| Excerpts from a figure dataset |
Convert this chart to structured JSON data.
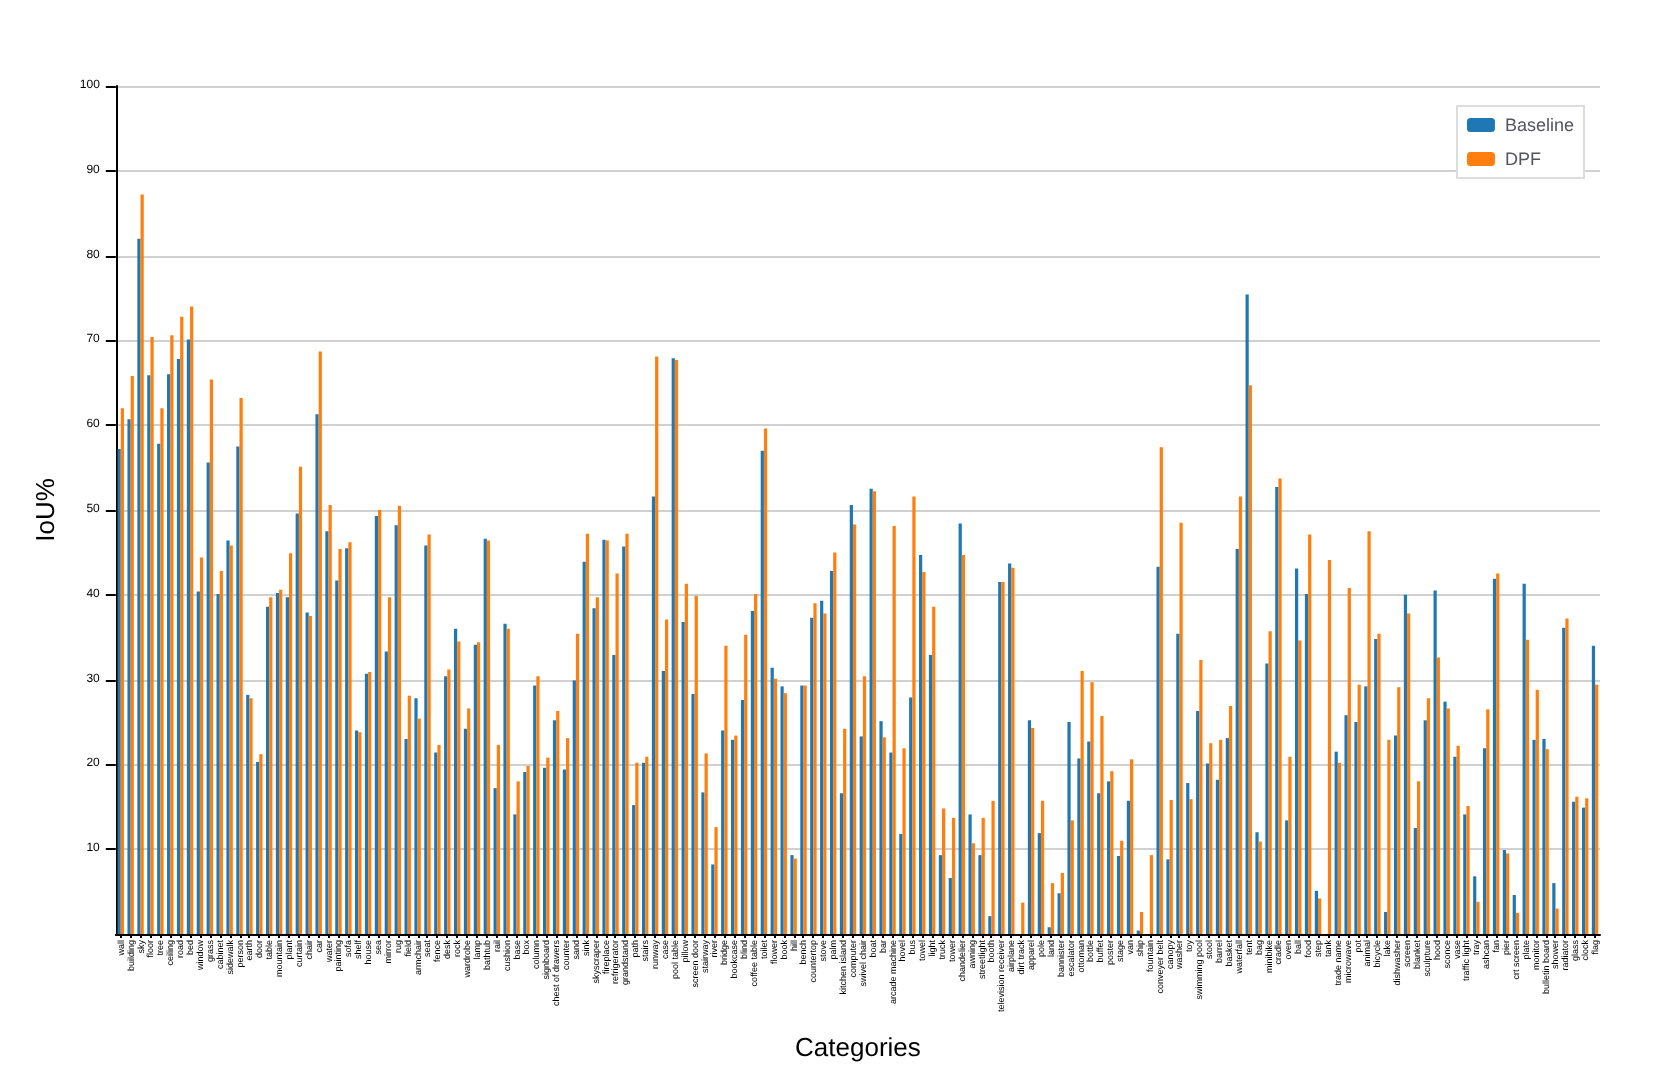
{
  "chart_data": {
    "type": "bar",
    "xlabel": "Categories",
    "ylabel": "IoU%",
    "legend": "top right",
    "grid": "y",
    "ylim": [
      0,
      100
    ],
    "yticks": [
      10,
      20,
      30,
      40,
      50,
      60,
      70,
      80,
      90,
      100
    ],
    "categories": [
      "wall",
      "building",
      "sky",
      "floor",
      "tree",
      "ceiling",
      "road",
      "bed",
      "window",
      "grass",
      "cabinet",
      "sidewalk",
      "person",
      "earth",
      "door",
      "table",
      "mountain",
      "plant",
      "curtain",
      "chair",
      "car",
      "water",
      "painting",
      "sofa",
      "shelf",
      "house",
      "sea",
      "mirror",
      "rug",
      "field",
      "armchair",
      "seat",
      "fence",
      "desk",
      "rock",
      "wardrobe",
      "lamp",
      "bathtub",
      "rail",
      "cushion",
      "base",
      "box",
      "column",
      "signboard",
      "chest of drawers",
      "counter",
      "sand",
      "sink",
      "skyscraper",
      "fireplace",
      "refrigerator",
      "grandstand",
      "path",
      "stairs",
      "runway",
      "case",
      "pool table",
      "pillow",
      "screen door",
      "stairway",
      "river",
      "bridge",
      "bookcase",
      "blind",
      "coffee table",
      "toilet",
      "flower",
      "book",
      "hill",
      "bench",
      "countertop",
      "stove",
      "palm",
      "kitchen island",
      "computer",
      "swivel chair",
      "boat",
      "bar",
      "arcade machine",
      "hovel",
      "bus",
      "towel",
      "light",
      "truck",
      "tower",
      "chandelier",
      "awning",
      "streetlight",
      "booth",
      "television receiver",
      "airplane",
      "dirt track",
      "apparel",
      "pole",
      "land",
      "bannister",
      "escalator",
      "ottoman",
      "bottle",
      "buffet",
      "poster",
      "stage",
      "van",
      "ship",
      "fountain",
      "conveyer belt",
      "canopy",
      "washer",
      "toy",
      "swimming pool",
      "stool",
      "barrel",
      "basket",
      "waterfall",
      "tent",
      "bag",
      "minibike",
      "cradle",
      "oven",
      "ball",
      "food",
      "step",
      "tank",
      "trade name",
      "microwave",
      "pot",
      "animal",
      "bicycle",
      "lake",
      "dishwasher",
      "screen",
      "blanket",
      "sculpture",
      "hood",
      "sconce",
      "vase",
      "traffic light",
      "tray",
      "ashcan",
      "fan",
      "pier",
      "crt screen",
      "plate",
      "monitor",
      "bulletin board",
      "shower",
      "radiator",
      "glass",
      "clock",
      "flag"
    ],
    "series": [
      {
        "name": "Baseline",
        "color": "#1f77b4",
        "values": [
          57.2,
          60.7,
          82.0,
          65.9,
          57.8,
          66.0,
          67.8,
          70.1,
          40.4,
          55.6,
          40.1,
          46.4,
          57.5,
          28.2,
          20.3,
          38.6,
          40.2,
          39.7,
          49.6,
          37.9,
          61.3,
          47.5,
          41.7,
          45.5,
          24.0,
          30.7,
          49.3,
          33.3,
          48.2,
          23.0,
          27.8,
          45.8,
          21.4,
          30.4,
          36.0,
          24.2,
          34.1,
          46.6,
          17.2,
          36.6,
          14.1,
          19.1,
          29.3,
          19.6,
          25.2,
          19.4,
          29.9,
          43.9,
          38.4,
          46.5,
          32.9,
          45.7,
          15.2,
          20.2,
          51.6,
          31.0,
          67.9,
          36.8,
          28.3,
          16.7,
          8.2,
          24.0,
          22.9,
          27.6,
          38.1,
          57.0,
          31.4,
          29.2,
          9.3,
          29.3,
          37.3,
          39.3,
          42.8,
          16.6,
          50.6,
          23.3,
          52.5,
          25.1,
          21.4,
          11.8,
          27.9,
          44.7,
          32.9,
          9.3,
          6.6,
          48.4,
          14.1,
          9.3,
          2.1,
          41.5,
          43.7,
          0,
          25.2,
          11.9,
          0.8,
          4.8,
          25.0,
          20.7,
          22.7,
          16.6,
          18.0,
          9.2,
          15.7,
          0.4,
          0,
          43.3,
          8.8,
          35.4,
          17.8,
          26.3,
          20.1,
          18.2,
          23.1,
          45.4,
          75.4,
          12.0,
          31.9,
          52.7,
          13.4,
          43.1,
          40.1,
          5.1,
          0,
          21.5,
          25.8,
          25.0,
          29.2,
          34.8,
          2.6,
          23.4,
          40.0,
          12.5,
          25.2,
          40.5,
          27.4,
          20.9,
          14.1,
          6.8,
          21.9,
          41.9,
          9.9,
          4.6,
          41.3,
          22.9,
          23.0,
          6.0,
          36.1,
          15.6,
          14.9,
          34.0
        ]
      },
      {
        "name": "DPF",
        "color": "#ff7f0e",
        "values": [
          62.0,
          65.8,
          87.2,
          70.4,
          62.0,
          70.6,
          72.8,
          74.0,
          44.4,
          65.4,
          42.8,
          45.8,
          63.2,
          27.8,
          21.2,
          39.7,
          40.6,
          44.9,
          55.1,
          37.5,
          68.7,
          50.6,
          45.4,
          46.2,
          23.8,
          30.9,
          50.0,
          39.7,
          50.5,
          28.1,
          25.4,
          47.1,
          22.3,
          31.2,
          34.5,
          26.6,
          34.4,
          46.4,
          22.3,
          36.0,
          18.0,
          19.8,
          30.4,
          20.8,
          26.3,
          23.1,
          35.4,
          47.2,
          39.7,
          46.4,
          42.5,
          47.2,
          20.2,
          20.9,
          68.1,
          37.1,
          67.7,
          41.3,
          39.9,
          21.3,
          12.6,
          34.0,
          23.4,
          35.3,
          40.1,
          59.6,
          30.1,
          28.4,
          8.9,
          29.3,
          39.0,
          37.8,
          45.0,
          24.2,
          48.3,
          30.4,
          52.2,
          23.2,
          48.1,
          21.9,
          51.6,
          42.7,
          38.6,
          14.8,
          13.7,
          44.7,
          10.7,
          13.7,
          15.7,
          41.5,
          43.2,
          3.7,
          24.3,
          15.7,
          6.0,
          7.2,
          13.4,
          31.0,
          29.7,
          25.7,
          19.2,
          11.0,
          20.6,
          2.6,
          9.3,
          57.4,
          15.8,
          48.5,
          15.9,
          32.3,
          22.5,
          22.9,
          26.9,
          51.6,
          64.7,
          10.9,
          35.7,
          53.7,
          20.9,
          34.6,
          47.1,
          4.2,
          44.1,
          20.2,
          40.8,
          29.4,
          47.5,
          35.4,
          22.9,
          29.1,
          37.8,
          18.0,
          27.8,
          32.6,
          26.6,
          22.2,
          15.1,
          3.8,
          26.5,
          42.5,
          9.5,
          2.5,
          34.7,
          28.8,
          21.8,
          3.0,
          37.2,
          16.2,
          16.0,
          29.4
        ]
      }
    ]
  }
}
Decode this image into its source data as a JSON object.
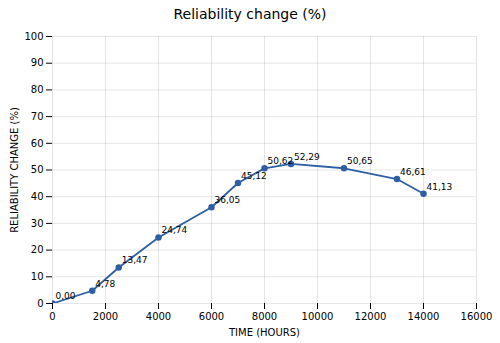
{
  "chart_data": {
    "type": "line",
    "title": "Reliability change (%)",
    "xlabel": "TIME (HOURS)",
    "ylabel": "RELIABILITY CHANGE (%)",
    "x": [
      0,
      1500,
      2500,
      4000,
      6000,
      7000,
      8000,
      9000,
      11000,
      13000,
      14000
    ],
    "values": [
      0.0,
      4.78,
      13.47,
      24.74,
      36.05,
      45.12,
      50.62,
      52.29,
      50.65,
      46.61,
      41.13
    ],
    "value_labels": [
      "0,00",
      "4,78",
      "13,47",
      "24,74",
      "36,05",
      "45,12",
      "50,62",
      "52,29",
      "50,65",
      "46,61",
      "41,13"
    ],
    "data_labels": true,
    "color": "#2E5FA3",
    "marker": "circle",
    "xlim": [
      0,
      16000
    ],
    "ylim": [
      0,
      100
    ],
    "xticks": [
      0,
      2000,
      4000,
      6000,
      8000,
      10000,
      12000,
      14000,
      16000
    ],
    "yticks": [
      0,
      10,
      20,
      30,
      40,
      50,
      60,
      70,
      80,
      90,
      100
    ],
    "grid": true
  }
}
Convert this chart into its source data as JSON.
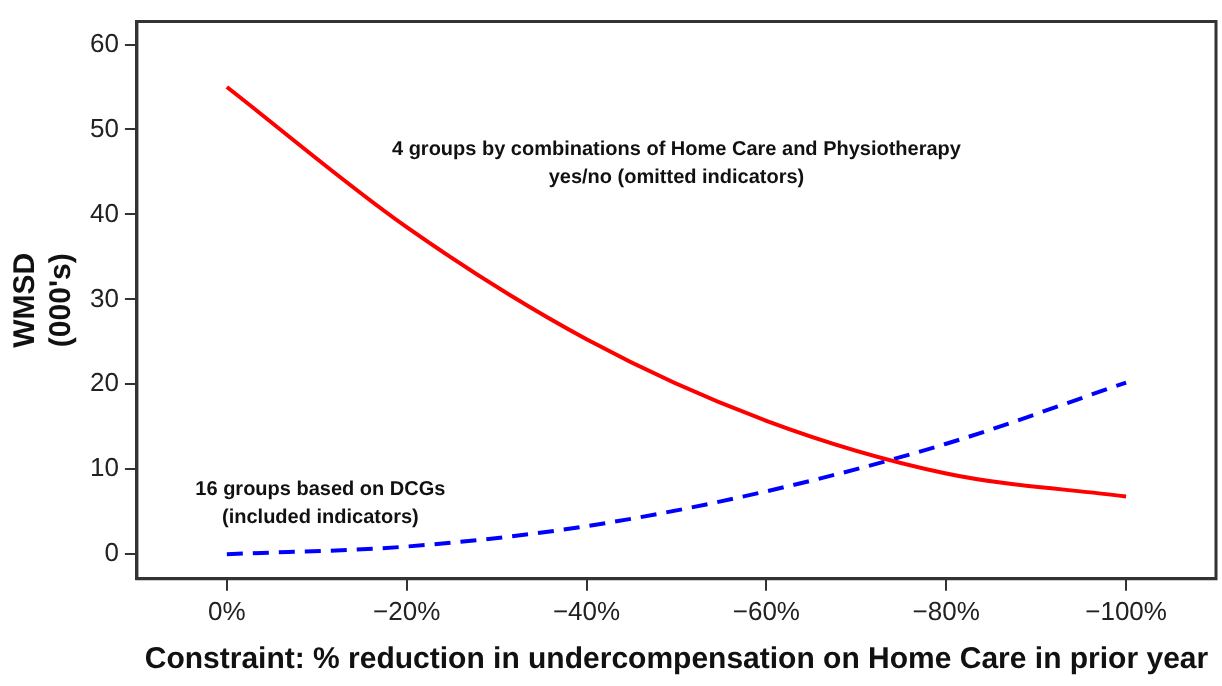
{
  "chart_data": {
    "type": "line",
    "xlabel": "Constraint: % reduction in undercompensation on Home Care in prior year",
    "ylabel": "WMSD\n(000's)",
    "categories": [
      "0%",
      "−20%",
      "−40%",
      "−60%",
      "−80%",
      "−100%"
    ],
    "series": [
      {
        "name": "4 groups by combinations of Home Care and Physiotherapy\nyes/no (omitted indicators)",
        "color": "#ff0000",
        "line_style": "solid",
        "values": [
          55,
          38.5,
          25.3,
          15.7,
          9.5,
          6.8
        ]
      },
      {
        "name": "16 groups based on DCGs\n(included indicators)",
        "color": "#0000ff",
        "line_style": "dashed",
        "values": [
          0,
          0.9,
          3.3,
          7.4,
          13,
          20.2
        ]
      }
    ],
    "ylim": [
      -2.9,
      62.7
    ],
    "yticks": [
      0,
      10,
      20,
      30,
      40,
      50,
      60
    ],
    "grid": false,
    "legend": false,
    "marker": "none"
  }
}
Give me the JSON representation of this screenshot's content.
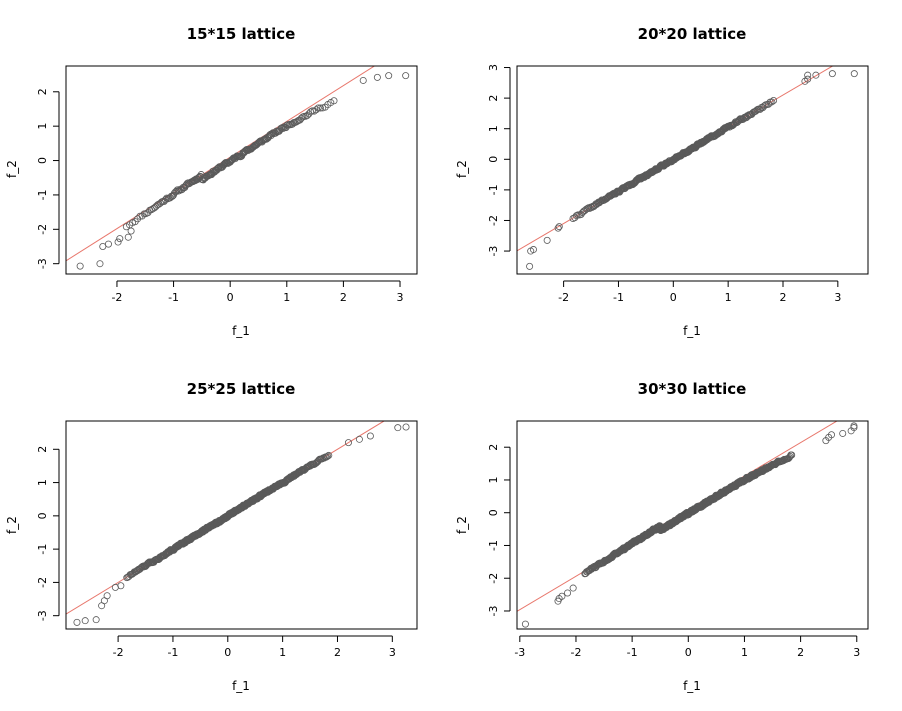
{
  "figure": {
    "colors": {
      "point": "#5a5a5a",
      "ref_line": "#e8776c",
      "axis": "#000000"
    }
  },
  "chart_data": [
    {
      "type": "scatter",
      "title": "15*15 lattice",
      "xlabel": "f_1",
      "ylabel": "f_2",
      "xlim": [
        -2.9,
        3.3
      ],
      "ylim": [
        -3.3,
        2.75
      ],
      "xticks": [
        -2,
        -1,
        0,
        1,
        2,
        3
      ],
      "yticks": [
        -3,
        -2,
        -1,
        0,
        1,
        2
      ],
      "ref_line": {
        "slope": 1.04,
        "intercept": 0.1
      },
      "points_spec": {
        "n": 225,
        "seed": 11,
        "amp": 0.07,
        "warp": -0.5,
        "warp2": 0.5
      },
      "anchors": [
        [
          -2.65,
          -3.07
        ],
        [
          -2.3,
          -3.0
        ],
        [
          -2.25,
          -2.5
        ],
        [
          -2.15,
          -2.43
        ],
        [
          -1.98,
          -2.37
        ],
        [
          -1.95,
          -2.27
        ],
        [
          -1.8,
          -2.23
        ],
        [
          -1.75,
          -2.05
        ],
        [
          2.35,
          2.33
        ],
        [
          2.6,
          2.42
        ],
        [
          2.8,
          2.47
        ],
        [
          3.1,
          2.47
        ]
      ]
    },
    {
      "type": "scatter",
      "title": "20*20 lattice",
      "xlabel": "f_1",
      "ylabel": "f_2",
      "xlim": [
        -2.85,
        3.55
      ],
      "ylim": [
        -3.75,
        3.05
      ],
      "xticks": [
        -2,
        -1,
        0,
        1,
        2,
        3
      ],
      "yticks": [
        -3,
        -2,
        -1,
        0,
        1,
        2,
        3
      ],
      "ref_line": {
        "slope": 1.05,
        "intercept": 0.0
      },
      "points_spec": {
        "n": 400,
        "seed": 22,
        "amp": 0.06,
        "warp": 0.0,
        "warp2": 0.0
      },
      "anchors": [
        [
          -2.62,
          -3.5
        ],
        [
          -2.6,
          -3.0
        ],
        [
          -2.55,
          -2.95
        ],
        [
          -2.3,
          -2.65
        ],
        [
          -2.1,
          -2.25
        ],
        [
          -2.08,
          -2.2
        ],
        [
          2.4,
          2.55
        ],
        [
          2.45,
          2.62
        ],
        [
          2.45,
          2.75
        ],
        [
          2.6,
          2.75
        ],
        [
          2.9,
          2.8
        ],
        [
          3.3,
          2.8
        ]
      ]
    },
    {
      "type": "scatter",
      "title": "25*25 lattice",
      "xlabel": "f_1",
      "ylabel": "f_2",
      "xlim": [
        -2.95,
        3.45
      ],
      "ylim": [
        -3.4,
        2.85
      ],
      "xticks": [
        -2,
        -1,
        0,
        1,
        2,
        3
      ],
      "yticks": [
        -3,
        -2,
        -1,
        0,
        1,
        2
      ],
      "ref_line": {
        "slope": 1.0,
        "intercept": 0.0
      },
      "points_spec": {
        "n": 625,
        "seed": 33,
        "amp": 0.06,
        "warp": 0.0,
        "warp2": 0.0
      },
      "anchors": [
        [
          -2.75,
          -3.2
        ],
        [
          -2.6,
          -3.15
        ],
        [
          -2.4,
          -3.12
        ],
        [
          -2.3,
          -2.7
        ],
        [
          -2.25,
          -2.55
        ],
        [
          -2.2,
          -2.4
        ],
        [
          -2.05,
          -2.15
        ],
        [
          -1.95,
          -2.1
        ],
        [
          2.2,
          2.2
        ],
        [
          2.4,
          2.3
        ],
        [
          2.6,
          2.4
        ],
        [
          3.1,
          2.65
        ],
        [
          3.25,
          2.67
        ]
      ]
    },
    {
      "type": "scatter",
      "title": "30*30 lattice",
      "xlabel": "f_1",
      "ylabel": "f_2",
      "xlim": [
        -3.05,
        3.2
      ],
      "ylim": [
        -3.55,
        2.8
      ],
      "xticks": [
        -3,
        -2,
        -1,
        0,
        1,
        2,
        3
      ],
      "yticks": [
        -3,
        -2,
        -1,
        0,
        1,
        2
      ],
      "ref_line": {
        "slope": 1.02,
        "intercept": 0.1
      },
      "points_spec": {
        "n": 900,
        "seed": 44,
        "amp": 0.06,
        "warp": -0.35,
        "warp2": 0.35
      },
      "anchors": [
        [
          -2.9,
          -3.4
        ],
        [
          -2.3,
          -2.62
        ],
        [
          -2.25,
          -2.55
        ],
        [
          -2.32,
          -2.7
        ],
        [
          -2.15,
          -2.45
        ],
        [
          -2.05,
          -2.3
        ],
        [
          2.45,
          2.2
        ],
        [
          2.5,
          2.3
        ],
        [
          2.55,
          2.38
        ],
        [
          2.75,
          2.42
        ],
        [
          2.9,
          2.5
        ],
        [
          2.95,
          2.6
        ],
        [
          2.95,
          2.65
        ]
      ]
    }
  ]
}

| STATED PROBLEM |
List each line in the listing that contains the string "into".

| TASK OUTPUT |
Decode this image into its source data as a JSON object.
Convert this chart into its source data as JSON.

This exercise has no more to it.